■ **Your objective**: Return the listing below exactly, with the pictures dropped.
---------------
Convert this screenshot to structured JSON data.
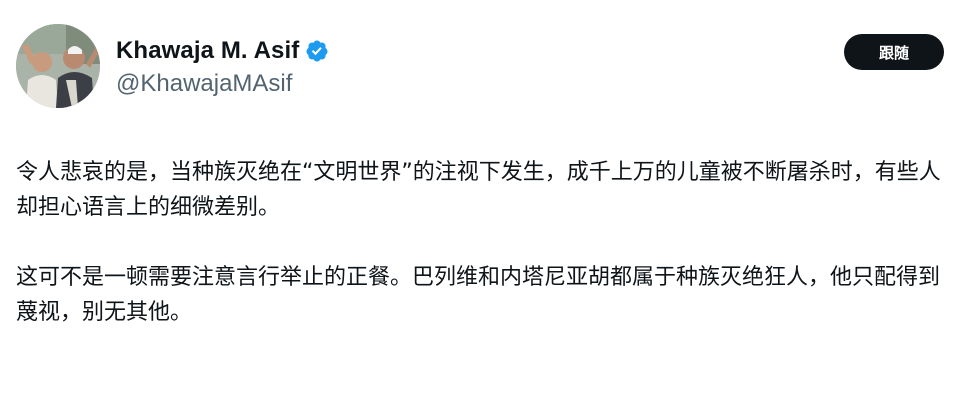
{
  "author": {
    "display_name": "Khawaja M. Asif",
    "handle": "@KhawajaMAsif",
    "avatar_icon": "profile-photo",
    "verified_icon": "verified-badge-icon",
    "verified_color": "#1d9bf0"
  },
  "follow_button": {
    "label": "跟随"
  },
  "tweet": {
    "paragraphs": [
      "令人悲哀的是，当种族灭绝在“文明世界”的注视下发生，成千上万的儿童被不断屠杀时，有些人却担心语言上的细微差别。",
      "这可不是一顿需要注意言行举止的正餐。巴列维和内塔尼亚胡都属于种族灭绝狂人，他只配得到蔑视，别无其他。"
    ]
  },
  "colors": {
    "text": "#0f1419",
    "secondary": "#536471",
    "button_bg": "#0f1419",
    "button_text": "#ffffff"
  }
}
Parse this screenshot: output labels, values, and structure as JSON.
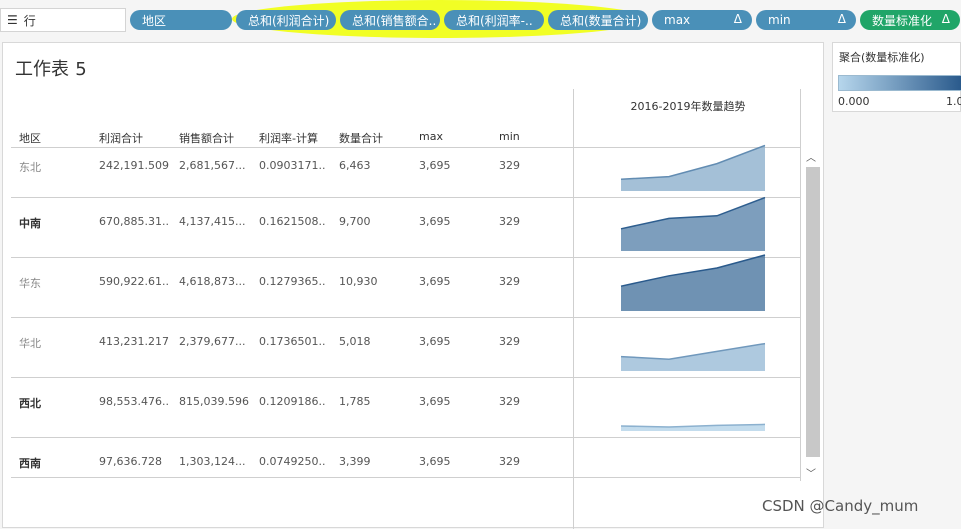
{
  "shelf": {
    "label": "行",
    "icon": "list-icon",
    "pills": [
      {
        "label": "地区",
        "color": "#4a90b8"
      },
      {
        "label": "总和(利润合计)",
        "color": "#4a90b8"
      },
      {
        "label": "总和(销售额合..",
        "color": "#4a90b8"
      },
      {
        "label": "总和(利润率-..",
        "color": "#4a90b8"
      },
      {
        "label": "总和(数量合计)",
        "color": "#4a90b8"
      },
      {
        "label": "max",
        "delta": "Δ",
        "color": "#4a90b8"
      },
      {
        "label": "min",
        "delta": "Δ",
        "color": "#4a90b8"
      },
      {
        "label": "数量标准化",
        "delta": "Δ",
        "color": "#20a568"
      }
    ]
  },
  "sheet": {
    "title_main": "工作表",
    "title_num": "5",
    "trend_title": "2016-2019年数量趋势",
    "columns": [
      "地区",
      "利润合计",
      "销售额合计",
      "利润率-计算",
      "数量合计",
      "max",
      "min"
    ],
    "rows": [
      {
        "region": "东北",
        "profit": "242,191.509",
        "sales": "2,681,567...",
        "rate": "0.0903171..",
        "qty": "6,463",
        "max": "3,695",
        "min": "329",
        "trend": [
          0.15,
          0.2,
          0.45,
          0.8
        ],
        "norm": 0.35
      },
      {
        "region": "中南",
        "profit": "670,885.31..",
        "sales": "4,137,415...",
        "rate": "0.1621508..",
        "qty": "9,700",
        "max": "3,695",
        "min": "329",
        "trend": [
          0.35,
          0.55,
          0.6,
          0.95
        ],
        "norm": 0.72
      },
      {
        "region": "华东",
        "profit": "590,922.61..",
        "sales": "4,618,873...",
        "rate": "0.1279365..",
        "qty": "10,930",
        "max": "3,695",
        "min": "329",
        "trend": [
          0.4,
          0.6,
          0.75,
          1.0
        ],
        "norm": 0.85
      },
      {
        "region": "华北",
        "profit": "413,231.217",
        "sales": "2,379,677...",
        "rate": "0.1736501..",
        "qty": "5,018",
        "max": "3,695",
        "min": "329",
        "trend": [
          0.2,
          0.15,
          0.3,
          0.45
        ],
        "norm": 0.25
      },
      {
        "region": "西北",
        "profit": "98,553.476..",
        "sales": "815,039.596",
        "rate": "0.1209186..",
        "qty": "1,785",
        "max": "3,695",
        "min": "329",
        "trend": [
          0.02,
          0.0,
          0.03,
          0.05
        ],
        "norm": 0.05
      },
      {
        "region": "西南",
        "profit": "97,636.728",
        "sales": "1,303,124...",
        "rate": "0.0749250..",
        "qty": "3,399",
        "max": "3,695",
        "min": "329",
        "trend": [],
        "norm": 0.1
      }
    ]
  },
  "legend": {
    "title": "聚合(数量标准化)",
    "min": "0.000",
    "max": "1.0"
  },
  "watermark": "CSDN @Candy_mum"
}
---------------
■ **Answer below**:
Convert this screenshot to structured JSON data.
{
  "author": {
    "display_name": "Khawaja M. Asif",
    "handle": "@KhawajaMAsif",
    "avatar_icon": "profile-photo",
    "verified_icon": "verified-badge-icon",
    "verified_color": "#1d9bf0"
  },
  "follow_button": {
    "label": "跟随"
  },
  "tweet": {
    "paragraphs": [
      "令人悲哀的是，当种族灭绝在“文明世界”的注视下发生，成千上万的儿童被不断屠杀时，有些人却担心语言上的细微差别。",
      "这可不是一顿需要注意言行举止的正餐。巴列维和内塔尼亚胡都属于种族灭绝狂人，他只配得到蔑视，别无其他。"
    ]
  },
  "colors": {
    "text": "#0f1419",
    "secondary": "#536471",
    "button_bg": "#0f1419",
    "button_text": "#ffffff"
  }
}
Parse this screenshot: output labels, values, and structure as JSON.
{
  "shelf": {
    "label": "行",
    "icon": "list-icon",
    "pills": [
      {
        "label": "地区",
        "color": "#4a90b8"
      },
      {
        "label": "总和(利润合计)",
        "color": "#4a90b8"
      },
      {
        "label": "总和(销售额合..",
        "color": "#4a90b8"
      },
      {
        "label": "总和(利润率-..",
        "color": "#4a90b8"
      },
      {
        "label": "总和(数量合计)",
        "color": "#4a90b8"
      },
      {
        "label": "max",
        "delta": "Δ",
        "color": "#4a90b8"
      },
      {
        "label": "min",
        "delta": "Δ",
        "color": "#4a90b8"
      },
      {
        "label": "数量标准化",
        "delta": "Δ",
        "color": "#20a568"
      }
    ]
  },
  "sheet": {
    "title_main": "工作表",
    "title_num": "5",
    "trend_title": "2016-2019年数量趋势",
    "columns": [
      "地区",
      "利润合计",
      "销售额合计",
      "利润率-计算",
      "数量合计",
      "max",
      "min"
    ],
    "rows": [
      {
        "region": "东北",
        "profit": "242,191.509",
        "sales": "2,681,567...",
        "rate": "0.0903171..",
        "qty": "6,463",
        "max": "3,695",
        "min": "329",
        "trend": [
          0.15,
          0.2,
          0.45,
          0.8
        ],
        "norm": 0.35
      },
      {
        "region": "中南",
        "profit": "670,885.31..",
        "sales": "4,137,415...",
        "rate": "0.1621508..",
        "qty": "9,700",
        "max": "3,695",
        "min": "329",
        "trend": [
          0.35,
          0.55,
          0.6,
          0.95
        ],
        "norm": 0.72
      },
      {
        "region": "华东",
        "profit": "590,922.61..",
        "sales": "4,618,873...",
        "rate": "0.1279365..",
        "qty": "10,930",
        "max": "3,695",
        "min": "329",
        "trend": [
          0.4,
          0.6,
          0.75,
          1.0
        ],
        "norm": 0.85
      },
      {
        "region": "华北",
        "profit": "413,231.217",
        "sales": "2,379,677...",
        "rate": "0.1736501..",
        "qty": "5,018",
        "max": "3,695",
        "min": "329",
        "trend": [
          0.2,
          0.15,
          0.3,
          0.45
        ],
        "norm": 0.25
      },
      {
        "region": "西北",
        "profit": "98,553.476..",
        "sales": "815,039.596",
        "rate": "0.1209186..",
        "qty": "1,785",
        "max": "3,695",
        "min": "329",
        "trend": [
          0.02,
          0.0,
          0.03,
          0.05
        ],
        "norm": 0.05
      },
      {
        "region": "西南",
        "profit": "97,636.728",
        "sales": "1,303,124...",
        "rate": "0.0749250..",
        "qty": "3,399",
        "max": "3,695",
        "min": "329",
        "trend": [],
        "norm": 0.1
      }
    ]
  },
  "legend": {
    "title": "聚合(数量标准化)",
    "min": "0.000",
    "max": "1.0"
  },
  "watermark": "CSDN @Candy_mum"
}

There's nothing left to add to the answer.